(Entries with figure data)
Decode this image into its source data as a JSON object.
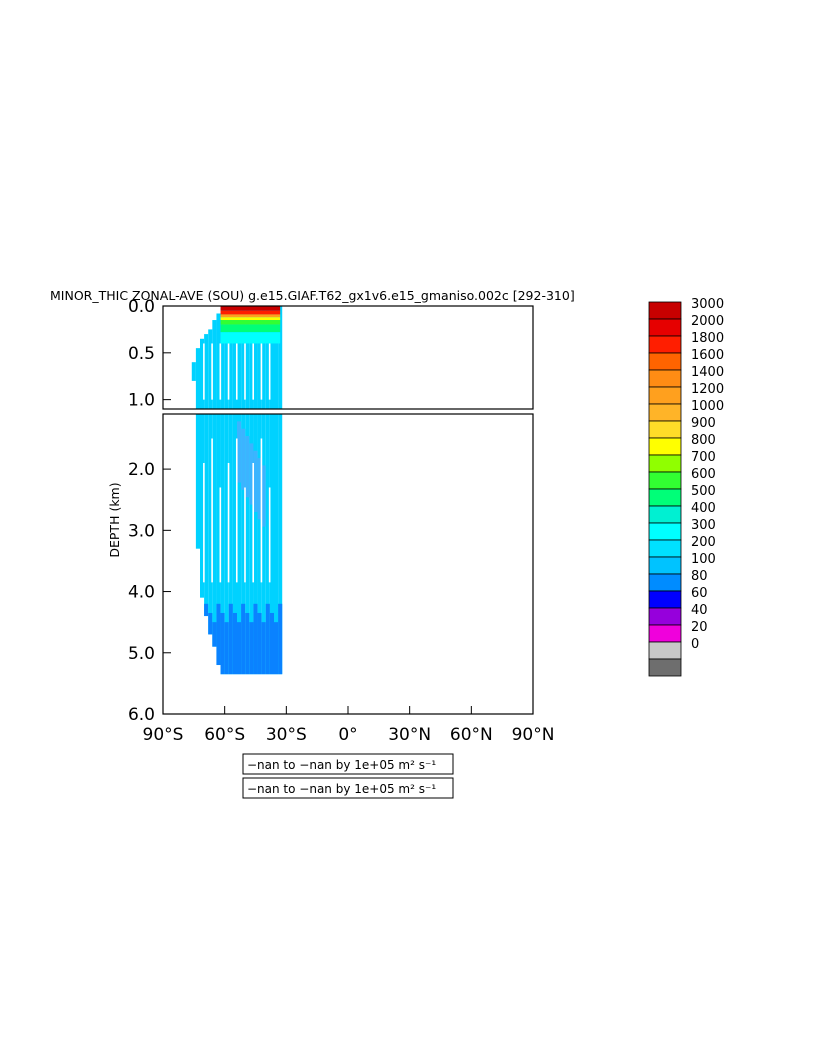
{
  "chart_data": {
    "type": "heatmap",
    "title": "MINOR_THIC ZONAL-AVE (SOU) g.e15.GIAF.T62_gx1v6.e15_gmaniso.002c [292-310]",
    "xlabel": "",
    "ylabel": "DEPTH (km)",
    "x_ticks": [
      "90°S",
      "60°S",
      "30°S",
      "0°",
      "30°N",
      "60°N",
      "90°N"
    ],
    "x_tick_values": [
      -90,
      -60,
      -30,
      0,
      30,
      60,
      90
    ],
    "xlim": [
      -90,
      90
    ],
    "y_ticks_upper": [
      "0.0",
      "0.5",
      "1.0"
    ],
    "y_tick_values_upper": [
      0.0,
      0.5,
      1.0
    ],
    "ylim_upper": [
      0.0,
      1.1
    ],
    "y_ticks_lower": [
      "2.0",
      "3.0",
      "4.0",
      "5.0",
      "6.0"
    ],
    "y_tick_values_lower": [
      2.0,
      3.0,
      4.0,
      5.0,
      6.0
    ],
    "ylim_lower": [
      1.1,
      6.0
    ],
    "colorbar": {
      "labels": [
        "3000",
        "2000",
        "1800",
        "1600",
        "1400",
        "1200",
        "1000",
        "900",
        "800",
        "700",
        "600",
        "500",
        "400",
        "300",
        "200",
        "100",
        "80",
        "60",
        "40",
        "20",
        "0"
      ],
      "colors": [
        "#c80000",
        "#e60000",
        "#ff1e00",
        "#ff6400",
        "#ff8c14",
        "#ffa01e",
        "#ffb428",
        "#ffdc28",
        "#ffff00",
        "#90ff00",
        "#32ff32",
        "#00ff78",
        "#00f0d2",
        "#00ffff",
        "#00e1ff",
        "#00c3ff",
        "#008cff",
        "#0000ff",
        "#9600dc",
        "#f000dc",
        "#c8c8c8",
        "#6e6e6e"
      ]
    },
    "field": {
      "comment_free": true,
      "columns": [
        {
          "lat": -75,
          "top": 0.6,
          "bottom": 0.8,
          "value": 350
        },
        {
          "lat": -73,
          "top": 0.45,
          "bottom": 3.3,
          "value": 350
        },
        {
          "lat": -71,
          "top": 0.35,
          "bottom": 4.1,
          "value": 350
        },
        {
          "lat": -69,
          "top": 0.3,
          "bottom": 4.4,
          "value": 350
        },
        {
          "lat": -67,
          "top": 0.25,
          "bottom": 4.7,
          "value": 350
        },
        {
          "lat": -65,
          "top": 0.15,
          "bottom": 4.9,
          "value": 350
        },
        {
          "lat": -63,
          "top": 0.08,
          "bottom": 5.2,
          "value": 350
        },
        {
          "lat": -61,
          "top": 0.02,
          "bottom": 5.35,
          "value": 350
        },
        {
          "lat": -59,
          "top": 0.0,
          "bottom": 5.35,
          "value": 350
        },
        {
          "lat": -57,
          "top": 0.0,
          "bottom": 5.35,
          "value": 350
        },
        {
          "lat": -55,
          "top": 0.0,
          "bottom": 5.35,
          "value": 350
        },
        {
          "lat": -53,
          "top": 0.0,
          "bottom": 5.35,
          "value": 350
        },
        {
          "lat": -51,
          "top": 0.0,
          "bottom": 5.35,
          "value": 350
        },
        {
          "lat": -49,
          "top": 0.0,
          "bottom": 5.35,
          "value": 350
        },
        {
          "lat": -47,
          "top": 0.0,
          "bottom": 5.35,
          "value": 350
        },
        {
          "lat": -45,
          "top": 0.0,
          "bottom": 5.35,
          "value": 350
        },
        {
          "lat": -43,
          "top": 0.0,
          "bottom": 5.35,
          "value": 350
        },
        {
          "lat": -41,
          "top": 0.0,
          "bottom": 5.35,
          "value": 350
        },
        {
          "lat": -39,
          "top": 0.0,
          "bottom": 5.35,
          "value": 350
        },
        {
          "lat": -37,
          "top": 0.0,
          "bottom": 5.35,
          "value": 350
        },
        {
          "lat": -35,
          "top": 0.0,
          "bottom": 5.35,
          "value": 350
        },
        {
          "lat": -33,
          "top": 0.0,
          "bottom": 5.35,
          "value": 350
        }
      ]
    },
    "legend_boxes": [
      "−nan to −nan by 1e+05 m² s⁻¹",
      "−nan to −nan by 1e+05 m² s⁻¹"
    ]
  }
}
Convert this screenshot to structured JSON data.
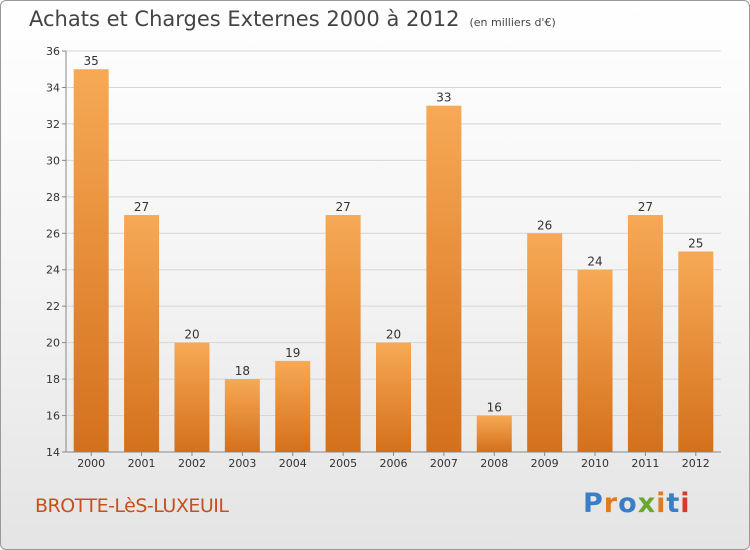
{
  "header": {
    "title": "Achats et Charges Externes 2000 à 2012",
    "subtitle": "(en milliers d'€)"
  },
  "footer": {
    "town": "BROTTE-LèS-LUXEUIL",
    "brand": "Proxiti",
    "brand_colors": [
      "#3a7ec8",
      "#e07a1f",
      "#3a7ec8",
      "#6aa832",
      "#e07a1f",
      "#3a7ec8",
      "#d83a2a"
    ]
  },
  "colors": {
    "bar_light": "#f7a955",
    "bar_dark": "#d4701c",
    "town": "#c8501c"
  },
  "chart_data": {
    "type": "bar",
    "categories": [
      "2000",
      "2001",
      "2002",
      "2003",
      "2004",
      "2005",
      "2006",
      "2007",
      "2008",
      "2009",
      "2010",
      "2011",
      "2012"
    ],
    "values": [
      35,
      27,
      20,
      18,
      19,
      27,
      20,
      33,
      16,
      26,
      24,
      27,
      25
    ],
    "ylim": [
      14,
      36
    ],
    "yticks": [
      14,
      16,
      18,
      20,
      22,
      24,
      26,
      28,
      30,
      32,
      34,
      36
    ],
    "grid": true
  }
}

:: Exercise description ::
Print out the lines exactly, skipping any picture.

:: The answer ::
Decode this image into its source data as a JSON object.
{
  "chart_data": {
    "type": "heatmap",
    "title": "MINOR_THIC ZONAL-AVE (SOU) g.e15.GIAF.T62_gx1v6.e15_gmaniso.002c [292-310]",
    "xlabel": "",
    "ylabel": "DEPTH (km)",
    "x_ticks": [
      "90°S",
      "60°S",
      "30°S",
      "0°",
      "30°N",
      "60°N",
      "90°N"
    ],
    "x_tick_values": [
      -90,
      -60,
      -30,
      0,
      30,
      60,
      90
    ],
    "xlim": [
      -90,
      90
    ],
    "y_ticks_upper": [
      "0.0",
      "0.5",
      "1.0"
    ],
    "y_tick_values_upper": [
      0.0,
      0.5,
      1.0
    ],
    "ylim_upper": [
      0.0,
      1.1
    ],
    "y_ticks_lower": [
      "2.0",
      "3.0",
      "4.0",
      "5.0",
      "6.0"
    ],
    "y_tick_values_lower": [
      2.0,
      3.0,
      4.0,
      5.0,
      6.0
    ],
    "ylim_lower": [
      1.1,
      6.0
    ],
    "colorbar": {
      "labels": [
        "3000",
        "2000",
        "1800",
        "1600",
        "1400",
        "1200",
        "1000",
        "900",
        "800",
        "700",
        "600",
        "500",
        "400",
        "300",
        "200",
        "100",
        "80",
        "60",
        "40",
        "20",
        "0"
      ],
      "colors": [
        "#c80000",
        "#e60000",
        "#ff1e00",
        "#ff6400",
        "#ff8c14",
        "#ffa01e",
        "#ffb428",
        "#ffdc28",
        "#ffff00",
        "#90ff00",
        "#32ff32",
        "#00ff78",
        "#00f0d2",
        "#00ffff",
        "#00e1ff",
        "#00c3ff",
        "#008cff",
        "#0000ff",
        "#9600dc",
        "#f000dc",
        "#c8c8c8",
        "#6e6e6e"
      ]
    },
    "field": {
      "comment_free": true,
      "columns": [
        {
          "lat": -75,
          "top": 0.6,
          "bottom": 0.8,
          "value": 350
        },
        {
          "lat": -73,
          "top": 0.45,
          "bottom": 3.3,
          "value": 350
        },
        {
          "lat": -71,
          "top": 0.35,
          "bottom": 4.1,
          "value": 350
        },
        {
          "lat": -69,
          "top": 0.3,
          "bottom": 4.4,
          "value": 350
        },
        {
          "lat": -67,
          "top": 0.25,
          "bottom": 4.7,
          "value": 350
        },
        {
          "lat": -65,
          "top": 0.15,
          "bottom": 4.9,
          "value": 350
        },
        {
          "lat": -63,
          "top": 0.08,
          "bottom": 5.2,
          "value": 350
        },
        {
          "lat": -61,
          "top": 0.02,
          "bottom": 5.35,
          "value": 350
        },
        {
          "lat": -59,
          "top": 0.0,
          "bottom": 5.35,
          "value": 350
        },
        {
          "lat": -57,
          "top": 0.0,
          "bottom": 5.35,
          "value": 350
        },
        {
          "lat": -55,
          "top": 0.0,
          "bottom": 5.35,
          "value": 350
        },
        {
          "lat": -53,
          "top": 0.0,
          "bottom": 5.35,
          "value": 350
        },
        {
          "lat": -51,
          "top": 0.0,
          "bottom": 5.35,
          "value": 350
        },
        {
          "lat": -49,
          "top": 0.0,
          "bottom": 5.35,
          "value": 350
        },
        {
          "lat": -47,
          "top": 0.0,
          "bottom": 5.35,
          "value": 350
        },
        {
          "lat": -45,
          "top": 0.0,
          "bottom": 5.35,
          "value": 350
        },
        {
          "lat": -43,
          "top": 0.0,
          "bottom": 5.35,
          "value": 350
        },
        {
          "lat": -41,
          "top": 0.0,
          "bottom": 5.35,
          "value": 350
        },
        {
          "lat": -39,
          "top": 0.0,
          "bottom": 5.35,
          "value": 350
        },
        {
          "lat": -37,
          "top": 0.0,
          "bottom": 5.35,
          "value": 350
        },
        {
          "lat": -35,
          "top": 0.0,
          "bottom": 5.35,
          "value": 350
        },
        {
          "lat": -33,
          "top": 0.0,
          "bottom": 5.35,
          "value": 350
        }
      ]
    },
    "legend_boxes": [
      "−nan to −nan by 1e+05 m² s⁻¹",
      "−nan to −nan by 1e+05 m² s⁻¹"
    ]
  }
}
Convert this screenshot to structured JSON data.
{
  "header": {
    "title": "Achats et Charges Externes 2000 à 2012",
    "subtitle": "(en milliers d'€)"
  },
  "footer": {
    "town": "BROTTE-LèS-LUXEUIL",
    "brand": "Proxiti",
    "brand_colors": [
      "#3a7ec8",
      "#e07a1f",
      "#3a7ec8",
      "#6aa832",
      "#e07a1f",
      "#3a7ec8",
      "#d83a2a"
    ]
  },
  "colors": {
    "bar_light": "#f7a955",
    "bar_dark": "#d4701c",
    "town": "#c8501c"
  },
  "chart_data": {
    "type": "bar",
    "categories": [
      "2000",
      "2001",
      "2002",
      "2003",
      "2004",
      "2005",
      "2006",
      "2007",
      "2008",
      "2009",
      "2010",
      "2011",
      "2012"
    ],
    "values": [
      35,
      27,
      20,
      18,
      19,
      27,
      20,
      33,
      16,
      26,
      24,
      27,
      25
    ],
    "ylim": [
      14,
      36
    ],
    "yticks": [
      14,
      16,
      18,
      20,
      22,
      24,
      26,
      28,
      30,
      32,
      34,
      36
    ],
    "grid": true
  }
}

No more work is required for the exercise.